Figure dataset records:

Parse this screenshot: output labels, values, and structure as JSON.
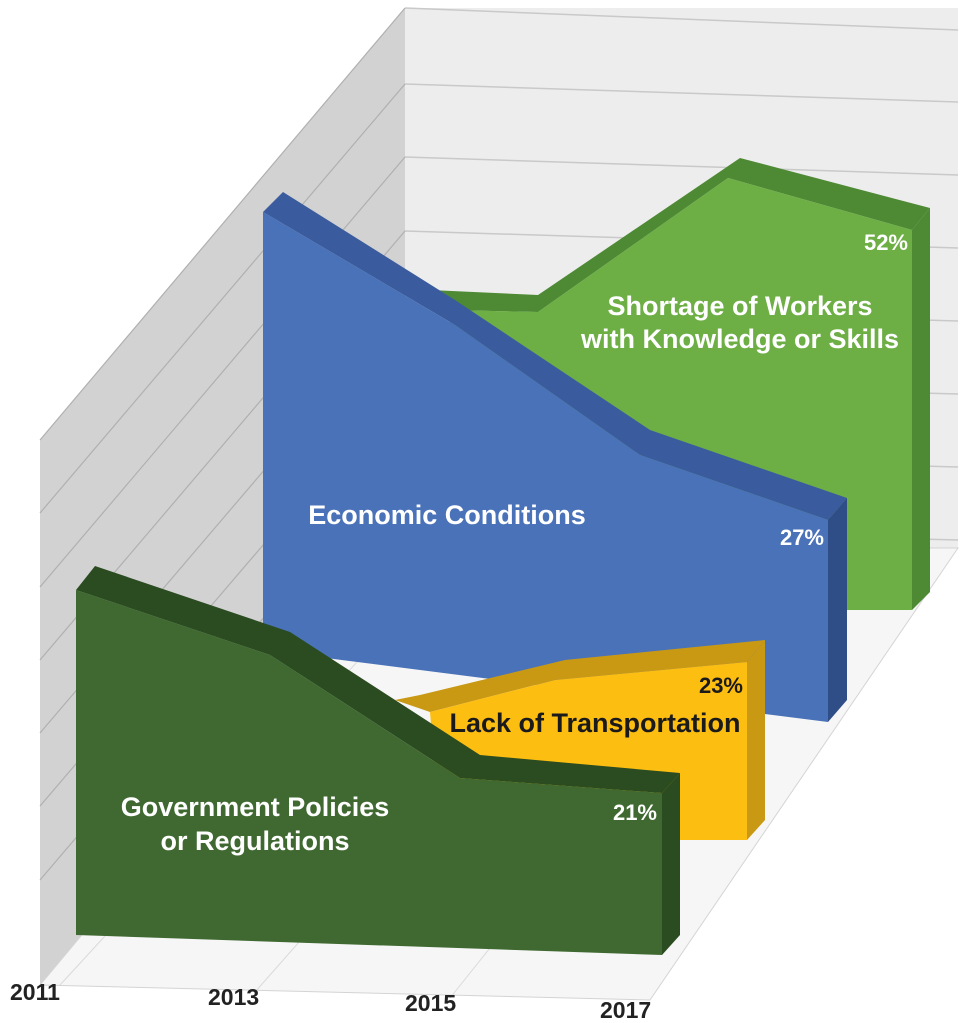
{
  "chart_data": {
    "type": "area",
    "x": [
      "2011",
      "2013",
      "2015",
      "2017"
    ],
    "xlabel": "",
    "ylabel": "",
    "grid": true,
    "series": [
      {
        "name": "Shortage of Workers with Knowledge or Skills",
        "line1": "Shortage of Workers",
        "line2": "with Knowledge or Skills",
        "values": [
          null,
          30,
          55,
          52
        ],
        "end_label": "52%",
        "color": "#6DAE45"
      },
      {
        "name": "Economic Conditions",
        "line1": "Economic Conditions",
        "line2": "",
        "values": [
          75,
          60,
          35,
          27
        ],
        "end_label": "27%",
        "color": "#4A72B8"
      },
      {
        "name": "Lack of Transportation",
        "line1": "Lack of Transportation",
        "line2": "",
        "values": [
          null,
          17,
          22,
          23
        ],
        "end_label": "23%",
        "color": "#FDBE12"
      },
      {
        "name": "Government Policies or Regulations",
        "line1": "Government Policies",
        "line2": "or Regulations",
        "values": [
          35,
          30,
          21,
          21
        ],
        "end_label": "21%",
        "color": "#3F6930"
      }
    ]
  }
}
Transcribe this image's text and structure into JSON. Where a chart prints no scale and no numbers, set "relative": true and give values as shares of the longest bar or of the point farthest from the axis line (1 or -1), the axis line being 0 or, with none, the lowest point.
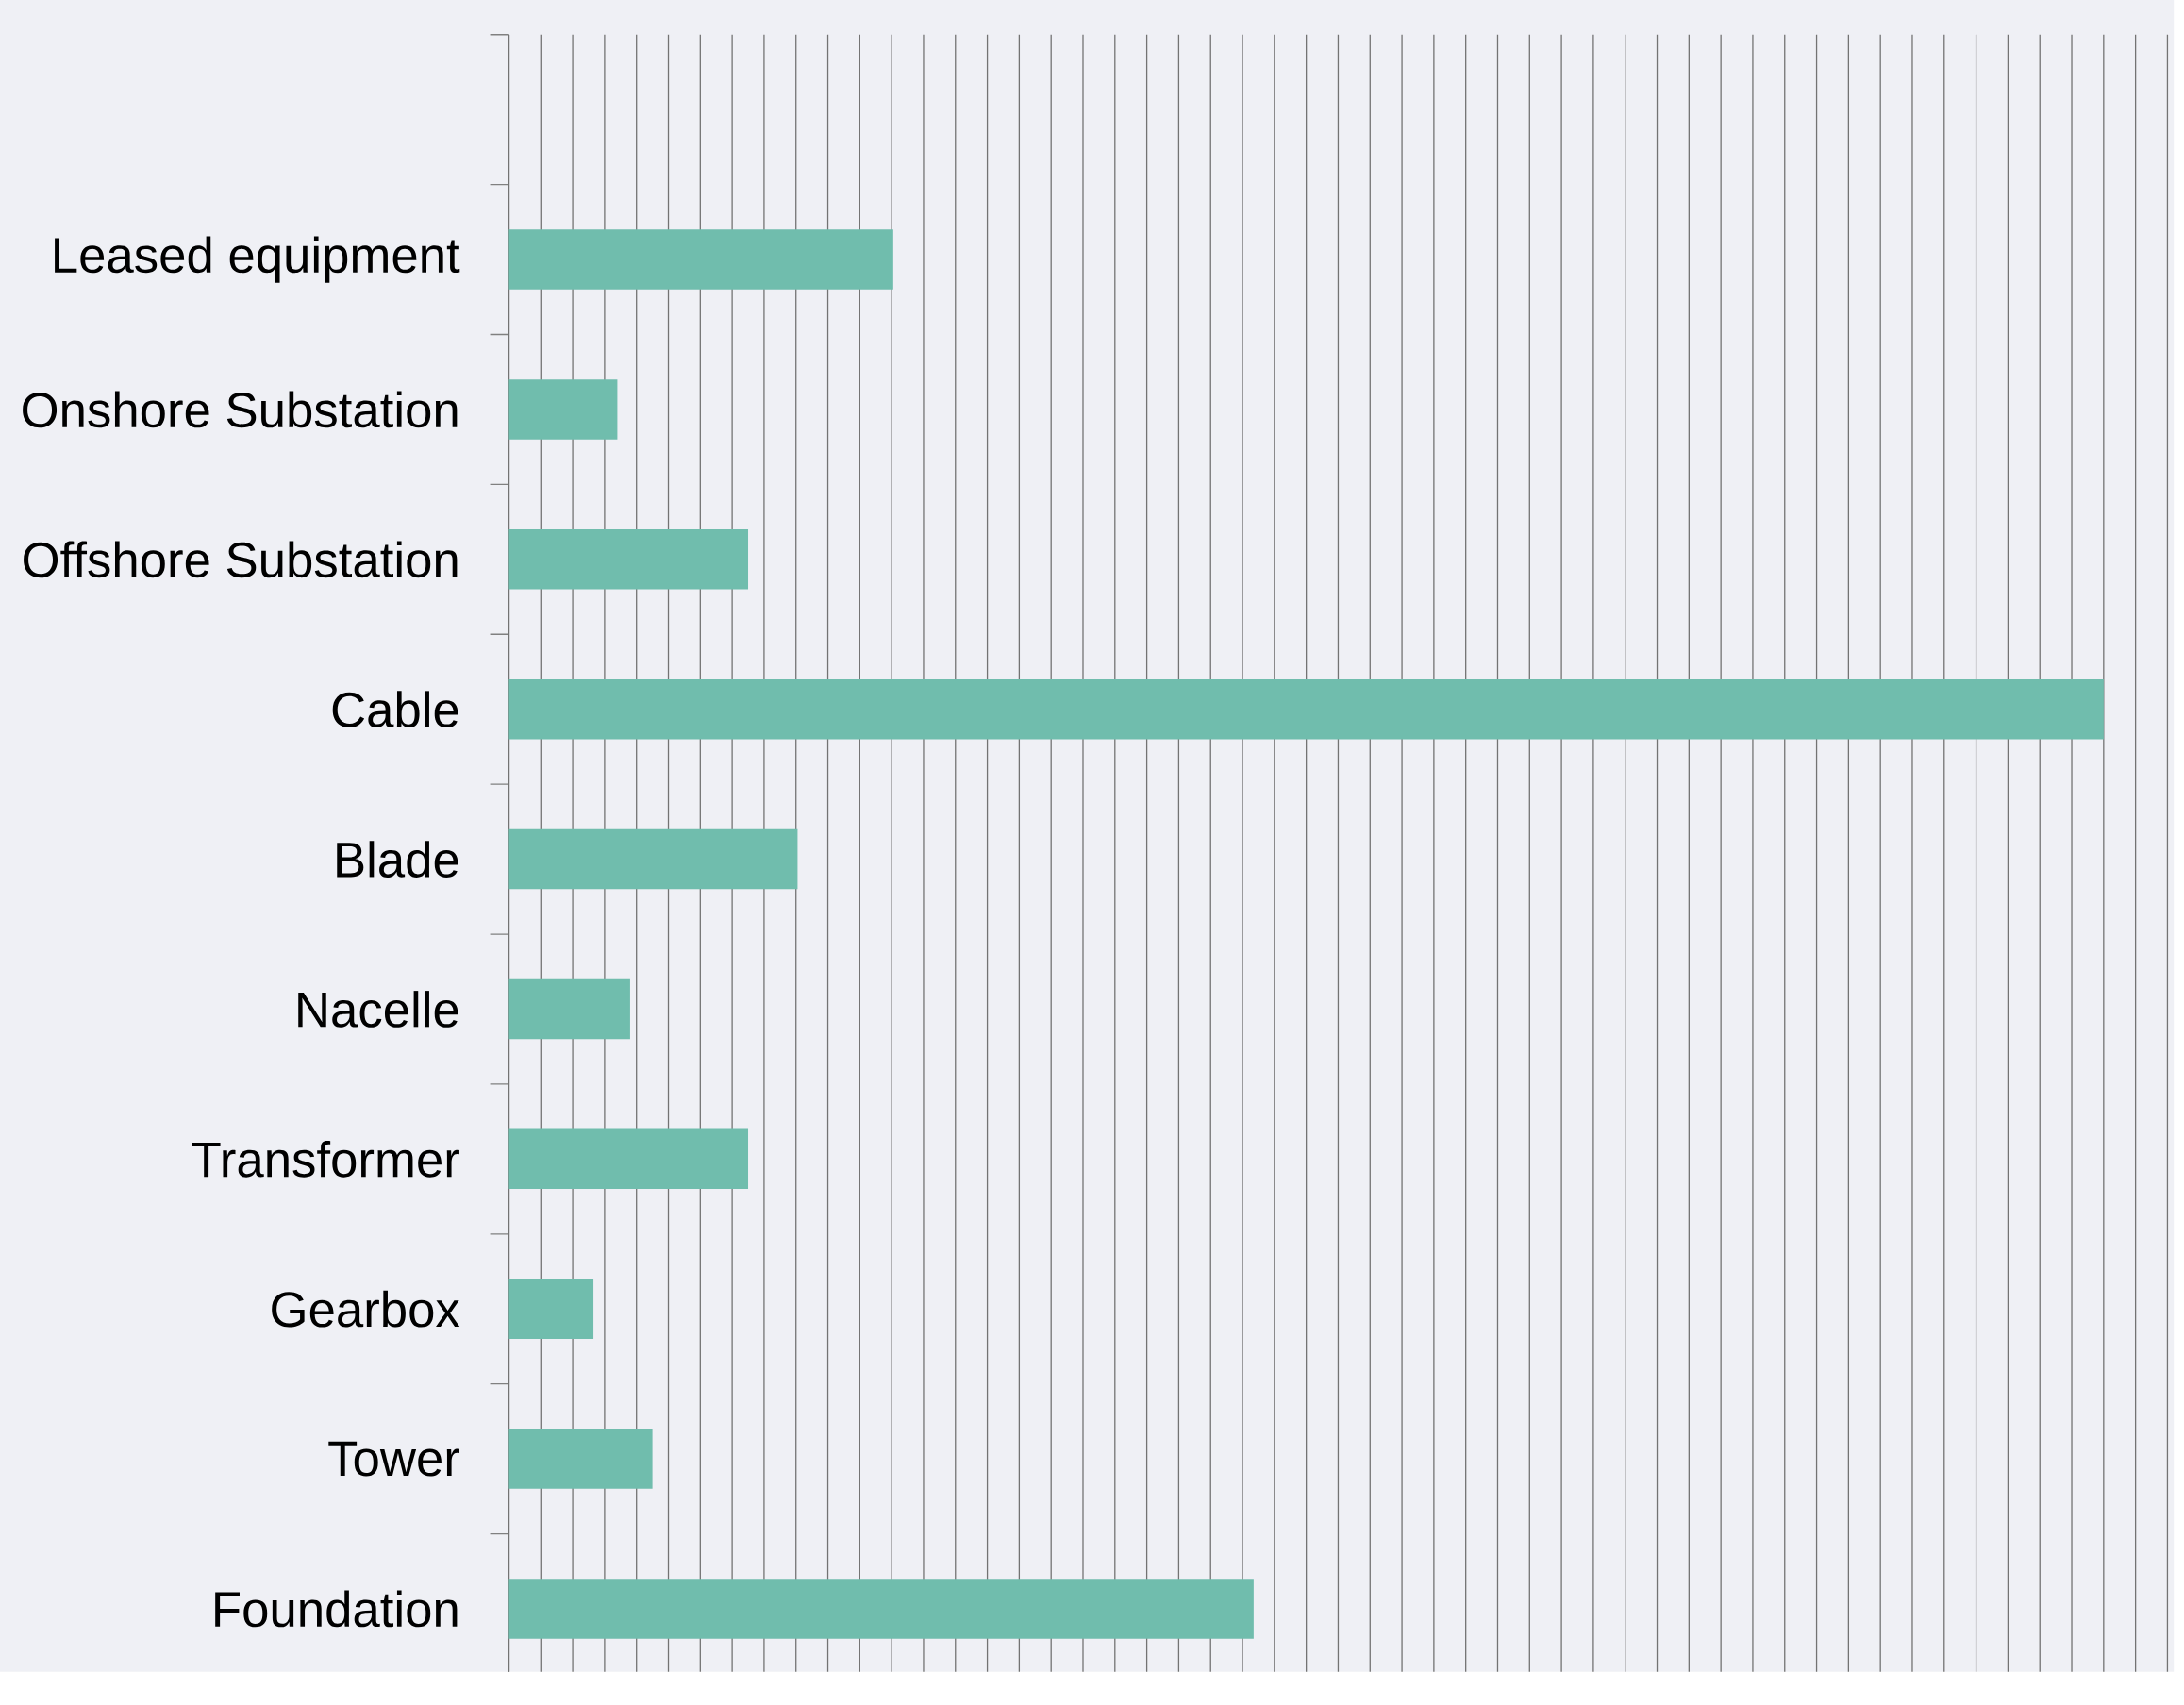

==

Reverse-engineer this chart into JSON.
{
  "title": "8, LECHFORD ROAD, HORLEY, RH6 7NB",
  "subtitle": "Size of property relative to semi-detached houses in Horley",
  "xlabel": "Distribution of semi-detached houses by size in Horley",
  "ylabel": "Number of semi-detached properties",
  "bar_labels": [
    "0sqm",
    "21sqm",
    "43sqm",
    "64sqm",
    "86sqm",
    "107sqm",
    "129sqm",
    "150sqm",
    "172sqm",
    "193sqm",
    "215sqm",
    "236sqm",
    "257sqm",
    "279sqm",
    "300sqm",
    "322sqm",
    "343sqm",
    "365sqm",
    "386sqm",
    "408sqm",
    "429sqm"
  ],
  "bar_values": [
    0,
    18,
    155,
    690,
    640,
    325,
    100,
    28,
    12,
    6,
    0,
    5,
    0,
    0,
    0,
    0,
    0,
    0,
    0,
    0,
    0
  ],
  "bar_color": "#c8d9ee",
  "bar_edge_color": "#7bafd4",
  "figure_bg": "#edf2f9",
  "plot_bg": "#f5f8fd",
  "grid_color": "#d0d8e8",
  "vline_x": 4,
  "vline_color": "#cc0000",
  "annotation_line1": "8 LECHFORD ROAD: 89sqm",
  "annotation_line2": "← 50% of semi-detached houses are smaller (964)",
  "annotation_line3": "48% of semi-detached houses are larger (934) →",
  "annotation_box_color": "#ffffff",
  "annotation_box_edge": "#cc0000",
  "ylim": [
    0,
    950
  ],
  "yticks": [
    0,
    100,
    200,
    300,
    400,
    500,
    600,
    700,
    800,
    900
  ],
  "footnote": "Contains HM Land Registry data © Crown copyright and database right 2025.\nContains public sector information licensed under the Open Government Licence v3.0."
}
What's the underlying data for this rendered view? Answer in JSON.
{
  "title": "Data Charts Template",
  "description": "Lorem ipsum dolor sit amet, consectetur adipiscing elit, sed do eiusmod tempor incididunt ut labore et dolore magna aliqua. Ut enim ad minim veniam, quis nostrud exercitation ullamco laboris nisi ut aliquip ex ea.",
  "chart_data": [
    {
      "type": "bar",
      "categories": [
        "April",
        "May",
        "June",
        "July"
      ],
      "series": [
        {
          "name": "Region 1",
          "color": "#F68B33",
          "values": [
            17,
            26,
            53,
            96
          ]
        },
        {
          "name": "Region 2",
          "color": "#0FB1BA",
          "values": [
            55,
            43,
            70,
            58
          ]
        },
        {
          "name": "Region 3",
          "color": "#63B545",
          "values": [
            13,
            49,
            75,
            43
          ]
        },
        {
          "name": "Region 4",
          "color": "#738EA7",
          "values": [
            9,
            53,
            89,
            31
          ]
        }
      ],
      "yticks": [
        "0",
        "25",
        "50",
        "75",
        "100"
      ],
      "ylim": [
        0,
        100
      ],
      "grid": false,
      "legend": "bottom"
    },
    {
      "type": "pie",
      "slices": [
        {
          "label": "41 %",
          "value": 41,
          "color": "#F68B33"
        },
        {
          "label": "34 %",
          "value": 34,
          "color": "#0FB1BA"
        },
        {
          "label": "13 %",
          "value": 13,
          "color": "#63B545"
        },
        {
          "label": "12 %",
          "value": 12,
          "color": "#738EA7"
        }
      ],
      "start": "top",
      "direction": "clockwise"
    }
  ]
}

* * *

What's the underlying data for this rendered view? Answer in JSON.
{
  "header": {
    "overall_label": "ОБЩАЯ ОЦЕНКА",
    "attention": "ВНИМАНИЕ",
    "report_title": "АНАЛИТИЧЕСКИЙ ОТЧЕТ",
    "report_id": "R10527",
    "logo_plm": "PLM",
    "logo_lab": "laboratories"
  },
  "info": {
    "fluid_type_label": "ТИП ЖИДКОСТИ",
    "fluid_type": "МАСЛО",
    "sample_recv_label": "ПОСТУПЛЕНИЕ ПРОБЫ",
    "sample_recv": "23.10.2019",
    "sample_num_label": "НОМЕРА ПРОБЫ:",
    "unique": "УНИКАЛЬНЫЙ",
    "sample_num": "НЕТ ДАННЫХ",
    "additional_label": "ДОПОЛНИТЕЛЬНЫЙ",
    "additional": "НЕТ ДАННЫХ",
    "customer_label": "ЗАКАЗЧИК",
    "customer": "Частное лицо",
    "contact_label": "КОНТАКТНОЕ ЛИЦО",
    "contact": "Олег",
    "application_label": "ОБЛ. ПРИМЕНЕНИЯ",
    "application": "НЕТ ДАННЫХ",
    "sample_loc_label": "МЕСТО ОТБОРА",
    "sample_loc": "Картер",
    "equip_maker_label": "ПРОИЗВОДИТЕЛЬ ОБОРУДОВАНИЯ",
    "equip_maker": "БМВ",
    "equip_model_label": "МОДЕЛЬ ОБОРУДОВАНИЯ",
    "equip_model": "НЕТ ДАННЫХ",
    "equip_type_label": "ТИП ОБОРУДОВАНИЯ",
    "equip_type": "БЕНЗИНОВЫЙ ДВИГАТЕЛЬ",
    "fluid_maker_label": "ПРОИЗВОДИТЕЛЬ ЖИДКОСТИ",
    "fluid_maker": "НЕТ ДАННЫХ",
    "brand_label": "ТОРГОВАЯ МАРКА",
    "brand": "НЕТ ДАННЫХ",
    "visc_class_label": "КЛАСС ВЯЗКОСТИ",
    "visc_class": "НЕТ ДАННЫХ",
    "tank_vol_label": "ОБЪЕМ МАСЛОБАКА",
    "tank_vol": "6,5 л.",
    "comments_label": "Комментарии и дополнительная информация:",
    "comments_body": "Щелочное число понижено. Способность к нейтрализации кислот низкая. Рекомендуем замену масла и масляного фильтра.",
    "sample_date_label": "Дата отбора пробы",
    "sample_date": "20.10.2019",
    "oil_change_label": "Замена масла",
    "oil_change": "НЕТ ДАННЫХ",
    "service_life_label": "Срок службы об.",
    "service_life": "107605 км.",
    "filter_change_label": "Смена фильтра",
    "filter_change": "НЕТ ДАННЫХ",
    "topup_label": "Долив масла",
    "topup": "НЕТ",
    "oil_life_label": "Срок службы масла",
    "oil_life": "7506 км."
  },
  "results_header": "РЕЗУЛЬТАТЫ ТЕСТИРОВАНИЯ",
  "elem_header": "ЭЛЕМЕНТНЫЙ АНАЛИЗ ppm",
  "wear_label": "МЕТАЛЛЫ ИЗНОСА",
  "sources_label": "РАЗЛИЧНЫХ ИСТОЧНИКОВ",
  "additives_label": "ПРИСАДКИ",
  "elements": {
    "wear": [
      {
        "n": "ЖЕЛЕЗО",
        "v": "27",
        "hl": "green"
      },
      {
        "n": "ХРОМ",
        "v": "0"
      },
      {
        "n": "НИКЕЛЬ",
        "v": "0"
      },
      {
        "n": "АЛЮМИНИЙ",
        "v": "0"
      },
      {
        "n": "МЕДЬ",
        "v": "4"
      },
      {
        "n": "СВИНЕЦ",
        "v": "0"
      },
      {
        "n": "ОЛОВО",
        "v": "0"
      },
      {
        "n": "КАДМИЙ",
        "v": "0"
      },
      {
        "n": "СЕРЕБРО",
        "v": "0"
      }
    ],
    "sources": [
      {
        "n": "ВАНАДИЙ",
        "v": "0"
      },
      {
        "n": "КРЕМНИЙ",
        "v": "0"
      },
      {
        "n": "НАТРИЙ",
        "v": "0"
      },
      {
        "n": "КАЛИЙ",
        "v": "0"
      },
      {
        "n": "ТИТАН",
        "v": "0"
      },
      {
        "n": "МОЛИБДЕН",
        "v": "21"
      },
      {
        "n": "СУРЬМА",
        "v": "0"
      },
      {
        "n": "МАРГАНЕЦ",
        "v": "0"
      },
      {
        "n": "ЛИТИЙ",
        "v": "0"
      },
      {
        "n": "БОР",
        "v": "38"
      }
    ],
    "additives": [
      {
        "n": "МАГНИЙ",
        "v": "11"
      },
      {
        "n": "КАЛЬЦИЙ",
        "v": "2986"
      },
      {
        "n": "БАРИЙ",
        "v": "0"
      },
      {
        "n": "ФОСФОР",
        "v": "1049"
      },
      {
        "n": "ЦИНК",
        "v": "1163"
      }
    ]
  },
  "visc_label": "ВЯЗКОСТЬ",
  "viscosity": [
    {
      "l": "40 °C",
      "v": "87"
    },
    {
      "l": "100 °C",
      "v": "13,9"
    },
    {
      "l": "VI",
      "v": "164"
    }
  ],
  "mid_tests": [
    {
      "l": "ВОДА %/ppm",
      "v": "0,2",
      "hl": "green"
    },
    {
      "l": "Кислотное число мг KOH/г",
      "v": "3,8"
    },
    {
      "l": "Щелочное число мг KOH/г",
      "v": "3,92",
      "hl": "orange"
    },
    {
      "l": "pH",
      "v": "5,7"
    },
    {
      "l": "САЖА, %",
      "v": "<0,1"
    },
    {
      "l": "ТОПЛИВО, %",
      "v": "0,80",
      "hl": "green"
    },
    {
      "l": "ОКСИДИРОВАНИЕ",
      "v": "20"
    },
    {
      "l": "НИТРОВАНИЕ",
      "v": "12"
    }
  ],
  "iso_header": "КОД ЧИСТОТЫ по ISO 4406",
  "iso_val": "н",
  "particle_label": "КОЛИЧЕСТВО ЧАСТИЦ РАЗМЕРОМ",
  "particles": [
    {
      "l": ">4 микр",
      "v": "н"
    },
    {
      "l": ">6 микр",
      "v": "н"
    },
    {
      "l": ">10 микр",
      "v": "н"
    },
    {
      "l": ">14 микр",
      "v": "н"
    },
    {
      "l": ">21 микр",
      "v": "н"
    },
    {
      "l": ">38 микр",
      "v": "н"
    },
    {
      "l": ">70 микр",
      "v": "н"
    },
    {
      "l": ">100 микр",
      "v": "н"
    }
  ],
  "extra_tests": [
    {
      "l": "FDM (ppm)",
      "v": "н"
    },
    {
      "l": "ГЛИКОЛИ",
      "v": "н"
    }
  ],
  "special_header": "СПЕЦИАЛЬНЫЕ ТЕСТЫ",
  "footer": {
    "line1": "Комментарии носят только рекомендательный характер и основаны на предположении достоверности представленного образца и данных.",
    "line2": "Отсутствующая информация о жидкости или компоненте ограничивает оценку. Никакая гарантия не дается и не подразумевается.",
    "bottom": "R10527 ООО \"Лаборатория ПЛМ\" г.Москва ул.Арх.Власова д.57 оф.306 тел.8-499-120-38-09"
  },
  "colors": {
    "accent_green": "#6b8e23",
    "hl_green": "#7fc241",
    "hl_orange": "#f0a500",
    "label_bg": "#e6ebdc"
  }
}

[Instructions to follow]
Looking above, find the stretch of lines that opens with the one holding "Parse this screenshot: output" and closes with the one holding "Transcribe this image's". Copy it exactly, pictures excluded.

[Exercise output]
Parse this screenshot: output labels, values, and structure as JSON.
{
  "chart_data": {
    "type": "area",
    "x": [
      "2011",
      "2013",
      "2015",
      "2017"
    ],
    "xlabel": "",
    "ylabel": "",
    "grid": true,
    "series": [
      {
        "name": "Shortage of Workers with Knowledge or Skills",
        "line1": "Shortage of Workers",
        "line2": "with Knowledge or Skills",
        "values": [
          null,
          30,
          55,
          52
        ],
        "end_label": "52%",
        "color": "#6DAE45"
      },
      {
        "name": "Economic Conditions",
        "line1": "Economic Conditions",
        "line2": "",
        "values": [
          75,
          60,
          35,
          27
        ],
        "end_label": "27%",
        "color": "#4A72B8"
      },
      {
        "name": "Lack of Transportation",
        "line1": "Lack of Transportation",
        "line2": "",
        "values": [
          null,
          17,
          22,
          23
        ],
        "end_label": "23%",
        "color": "#FDBE12"
      },
      {
        "name": "Government Policies or Regulations",
        "line1": "Government Policies",
        "line2": "or Regulations",
        "values": [
          35,
          30,
          21,
          21
        ],
        "end_label": "21%",
        "color": "#3F6930"
      }
    ]
  }
}
Transcribe this image's text and structure into JSON. Where a chart prints no scale and no numbers, set "relative": true and give values as shares of the longest bar or of the point farthest from the axis line (1 or -1), the axis line being 0 or, with none, the lowest point.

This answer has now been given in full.